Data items
↓↓↓
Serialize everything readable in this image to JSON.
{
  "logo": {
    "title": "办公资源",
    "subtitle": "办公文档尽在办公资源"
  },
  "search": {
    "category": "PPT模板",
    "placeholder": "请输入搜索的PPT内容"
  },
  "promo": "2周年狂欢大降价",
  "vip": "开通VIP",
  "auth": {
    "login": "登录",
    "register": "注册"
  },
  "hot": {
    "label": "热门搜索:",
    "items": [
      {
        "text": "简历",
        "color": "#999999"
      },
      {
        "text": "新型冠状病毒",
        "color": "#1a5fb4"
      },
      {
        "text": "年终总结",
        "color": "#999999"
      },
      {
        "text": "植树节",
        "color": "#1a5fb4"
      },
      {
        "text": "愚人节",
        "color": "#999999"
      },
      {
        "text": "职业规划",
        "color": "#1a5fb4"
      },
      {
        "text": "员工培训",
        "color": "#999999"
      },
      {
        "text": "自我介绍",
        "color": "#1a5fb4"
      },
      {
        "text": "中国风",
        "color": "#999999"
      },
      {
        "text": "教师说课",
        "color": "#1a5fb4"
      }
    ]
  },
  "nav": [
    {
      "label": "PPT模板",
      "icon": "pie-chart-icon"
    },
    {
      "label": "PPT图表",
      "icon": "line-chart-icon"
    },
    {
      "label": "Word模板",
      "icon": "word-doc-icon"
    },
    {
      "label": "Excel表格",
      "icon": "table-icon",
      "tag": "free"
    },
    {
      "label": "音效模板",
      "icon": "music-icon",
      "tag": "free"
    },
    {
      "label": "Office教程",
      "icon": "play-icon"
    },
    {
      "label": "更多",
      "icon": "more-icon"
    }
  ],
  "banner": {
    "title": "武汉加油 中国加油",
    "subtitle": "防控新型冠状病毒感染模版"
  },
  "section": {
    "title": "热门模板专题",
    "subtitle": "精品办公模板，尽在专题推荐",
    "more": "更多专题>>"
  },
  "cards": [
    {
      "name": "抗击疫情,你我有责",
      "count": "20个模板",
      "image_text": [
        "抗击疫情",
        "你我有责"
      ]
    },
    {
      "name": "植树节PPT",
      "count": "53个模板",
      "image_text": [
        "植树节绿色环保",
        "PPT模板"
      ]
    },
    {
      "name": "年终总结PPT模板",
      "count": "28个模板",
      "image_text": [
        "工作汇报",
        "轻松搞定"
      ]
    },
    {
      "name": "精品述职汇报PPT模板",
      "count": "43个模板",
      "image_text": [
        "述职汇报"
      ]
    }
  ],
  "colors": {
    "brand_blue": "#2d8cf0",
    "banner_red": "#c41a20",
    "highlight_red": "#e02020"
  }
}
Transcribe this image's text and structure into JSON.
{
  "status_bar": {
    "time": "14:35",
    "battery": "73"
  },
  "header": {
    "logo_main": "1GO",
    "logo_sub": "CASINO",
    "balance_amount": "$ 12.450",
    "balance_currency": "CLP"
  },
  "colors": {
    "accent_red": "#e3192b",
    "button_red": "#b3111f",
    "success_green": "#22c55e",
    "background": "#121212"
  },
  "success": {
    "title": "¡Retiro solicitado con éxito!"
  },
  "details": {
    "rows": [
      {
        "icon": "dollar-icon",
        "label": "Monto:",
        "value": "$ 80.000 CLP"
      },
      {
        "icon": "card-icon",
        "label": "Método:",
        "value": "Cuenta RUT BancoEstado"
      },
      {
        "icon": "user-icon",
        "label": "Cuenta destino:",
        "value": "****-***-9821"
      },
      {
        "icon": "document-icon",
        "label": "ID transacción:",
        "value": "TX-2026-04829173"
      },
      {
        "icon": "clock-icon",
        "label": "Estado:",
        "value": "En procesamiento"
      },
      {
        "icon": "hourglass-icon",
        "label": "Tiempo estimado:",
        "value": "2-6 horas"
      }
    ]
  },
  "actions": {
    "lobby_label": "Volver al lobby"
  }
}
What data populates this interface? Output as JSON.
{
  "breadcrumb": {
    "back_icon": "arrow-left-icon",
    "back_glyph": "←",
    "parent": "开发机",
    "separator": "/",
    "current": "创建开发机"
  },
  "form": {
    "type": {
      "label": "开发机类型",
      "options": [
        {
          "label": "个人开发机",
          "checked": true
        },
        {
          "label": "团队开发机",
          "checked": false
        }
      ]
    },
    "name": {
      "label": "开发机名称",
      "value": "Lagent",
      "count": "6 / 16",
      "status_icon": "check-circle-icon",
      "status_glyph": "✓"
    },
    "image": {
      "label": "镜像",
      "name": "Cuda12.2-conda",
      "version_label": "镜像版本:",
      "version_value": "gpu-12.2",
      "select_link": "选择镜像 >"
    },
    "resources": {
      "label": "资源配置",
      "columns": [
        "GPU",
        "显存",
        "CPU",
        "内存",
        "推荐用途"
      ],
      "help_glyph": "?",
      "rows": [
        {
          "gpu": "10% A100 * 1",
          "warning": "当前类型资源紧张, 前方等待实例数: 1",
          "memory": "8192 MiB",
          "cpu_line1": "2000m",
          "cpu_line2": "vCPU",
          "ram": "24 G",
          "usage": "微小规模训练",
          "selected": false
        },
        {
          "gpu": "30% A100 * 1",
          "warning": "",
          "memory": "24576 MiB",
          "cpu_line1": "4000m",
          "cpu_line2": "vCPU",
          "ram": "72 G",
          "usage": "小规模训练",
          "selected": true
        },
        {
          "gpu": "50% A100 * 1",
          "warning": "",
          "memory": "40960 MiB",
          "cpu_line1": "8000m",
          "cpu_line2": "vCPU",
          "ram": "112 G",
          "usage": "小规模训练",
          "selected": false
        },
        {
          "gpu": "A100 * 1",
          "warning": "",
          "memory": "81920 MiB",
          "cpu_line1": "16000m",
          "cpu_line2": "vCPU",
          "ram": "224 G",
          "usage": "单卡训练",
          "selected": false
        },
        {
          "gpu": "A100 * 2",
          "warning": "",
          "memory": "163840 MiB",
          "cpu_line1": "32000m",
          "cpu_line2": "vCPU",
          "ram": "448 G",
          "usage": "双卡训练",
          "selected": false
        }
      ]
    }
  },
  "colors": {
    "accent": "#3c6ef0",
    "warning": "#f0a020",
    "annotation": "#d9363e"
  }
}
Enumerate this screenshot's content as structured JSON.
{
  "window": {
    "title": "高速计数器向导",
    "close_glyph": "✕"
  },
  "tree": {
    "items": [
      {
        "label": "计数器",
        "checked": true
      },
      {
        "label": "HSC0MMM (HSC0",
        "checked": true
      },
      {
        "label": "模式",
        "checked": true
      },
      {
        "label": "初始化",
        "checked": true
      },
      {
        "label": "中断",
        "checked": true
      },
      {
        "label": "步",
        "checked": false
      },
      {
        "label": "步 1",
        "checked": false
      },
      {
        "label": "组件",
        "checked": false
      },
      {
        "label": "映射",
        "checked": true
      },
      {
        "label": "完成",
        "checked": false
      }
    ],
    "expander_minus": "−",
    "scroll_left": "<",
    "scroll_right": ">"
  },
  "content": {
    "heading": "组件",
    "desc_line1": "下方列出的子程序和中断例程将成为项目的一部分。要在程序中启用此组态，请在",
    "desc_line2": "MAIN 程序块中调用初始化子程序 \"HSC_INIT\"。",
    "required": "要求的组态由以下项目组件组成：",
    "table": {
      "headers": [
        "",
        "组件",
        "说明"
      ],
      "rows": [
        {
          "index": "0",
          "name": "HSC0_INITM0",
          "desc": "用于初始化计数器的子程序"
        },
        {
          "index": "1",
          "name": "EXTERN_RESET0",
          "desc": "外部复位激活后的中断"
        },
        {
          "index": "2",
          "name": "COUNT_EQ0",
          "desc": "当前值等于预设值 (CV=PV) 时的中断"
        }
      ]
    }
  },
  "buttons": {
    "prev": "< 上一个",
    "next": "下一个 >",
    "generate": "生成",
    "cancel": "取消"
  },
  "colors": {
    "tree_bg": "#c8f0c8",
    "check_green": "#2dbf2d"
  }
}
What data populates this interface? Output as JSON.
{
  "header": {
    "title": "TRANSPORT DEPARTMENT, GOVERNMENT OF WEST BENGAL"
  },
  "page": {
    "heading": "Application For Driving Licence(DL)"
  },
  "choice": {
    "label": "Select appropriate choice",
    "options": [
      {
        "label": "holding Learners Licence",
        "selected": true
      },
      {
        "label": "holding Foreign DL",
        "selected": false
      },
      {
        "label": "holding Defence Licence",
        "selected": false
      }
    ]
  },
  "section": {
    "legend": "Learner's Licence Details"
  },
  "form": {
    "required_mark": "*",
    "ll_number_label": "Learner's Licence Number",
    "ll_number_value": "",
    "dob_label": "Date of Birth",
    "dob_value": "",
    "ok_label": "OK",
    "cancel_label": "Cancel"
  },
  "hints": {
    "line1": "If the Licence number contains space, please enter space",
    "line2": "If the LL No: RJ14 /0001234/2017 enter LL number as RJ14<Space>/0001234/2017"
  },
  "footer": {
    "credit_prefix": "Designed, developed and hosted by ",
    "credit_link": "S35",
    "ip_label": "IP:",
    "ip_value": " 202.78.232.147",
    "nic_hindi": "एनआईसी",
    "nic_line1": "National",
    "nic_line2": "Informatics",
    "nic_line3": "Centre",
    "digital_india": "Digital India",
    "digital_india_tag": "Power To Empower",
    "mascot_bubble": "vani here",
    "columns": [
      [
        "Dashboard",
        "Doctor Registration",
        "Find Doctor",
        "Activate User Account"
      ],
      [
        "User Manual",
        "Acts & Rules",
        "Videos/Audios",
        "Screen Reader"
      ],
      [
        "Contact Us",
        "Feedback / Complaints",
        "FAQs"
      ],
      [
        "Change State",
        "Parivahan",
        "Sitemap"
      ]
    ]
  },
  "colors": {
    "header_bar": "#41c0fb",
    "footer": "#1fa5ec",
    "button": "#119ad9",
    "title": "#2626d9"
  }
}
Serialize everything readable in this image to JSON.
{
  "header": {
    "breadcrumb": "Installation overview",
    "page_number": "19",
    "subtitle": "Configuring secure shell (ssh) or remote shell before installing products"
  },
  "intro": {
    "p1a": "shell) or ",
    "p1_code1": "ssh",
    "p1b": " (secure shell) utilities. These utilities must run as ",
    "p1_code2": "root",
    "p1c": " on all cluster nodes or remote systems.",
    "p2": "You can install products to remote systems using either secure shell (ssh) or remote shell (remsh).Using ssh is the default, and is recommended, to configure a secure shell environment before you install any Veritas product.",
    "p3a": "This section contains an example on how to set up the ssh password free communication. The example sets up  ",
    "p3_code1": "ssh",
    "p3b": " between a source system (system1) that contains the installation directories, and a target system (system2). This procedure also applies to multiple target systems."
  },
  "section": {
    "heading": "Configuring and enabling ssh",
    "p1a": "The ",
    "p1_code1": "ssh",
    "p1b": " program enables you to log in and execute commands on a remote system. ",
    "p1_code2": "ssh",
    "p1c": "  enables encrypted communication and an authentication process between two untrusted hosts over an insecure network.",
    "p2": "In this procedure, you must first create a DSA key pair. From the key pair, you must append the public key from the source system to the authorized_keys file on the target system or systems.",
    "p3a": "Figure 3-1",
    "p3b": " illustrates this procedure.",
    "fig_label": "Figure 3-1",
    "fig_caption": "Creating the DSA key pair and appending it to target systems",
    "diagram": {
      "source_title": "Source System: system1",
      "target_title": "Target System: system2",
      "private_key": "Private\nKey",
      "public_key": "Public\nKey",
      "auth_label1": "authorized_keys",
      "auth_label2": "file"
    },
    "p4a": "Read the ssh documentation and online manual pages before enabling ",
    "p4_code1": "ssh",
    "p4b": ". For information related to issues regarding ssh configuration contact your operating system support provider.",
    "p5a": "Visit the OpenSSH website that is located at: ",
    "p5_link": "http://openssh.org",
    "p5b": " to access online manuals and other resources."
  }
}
↑↑↑
Given request → Answer with a single number: the count of lines holding the word "heading".

Result → 3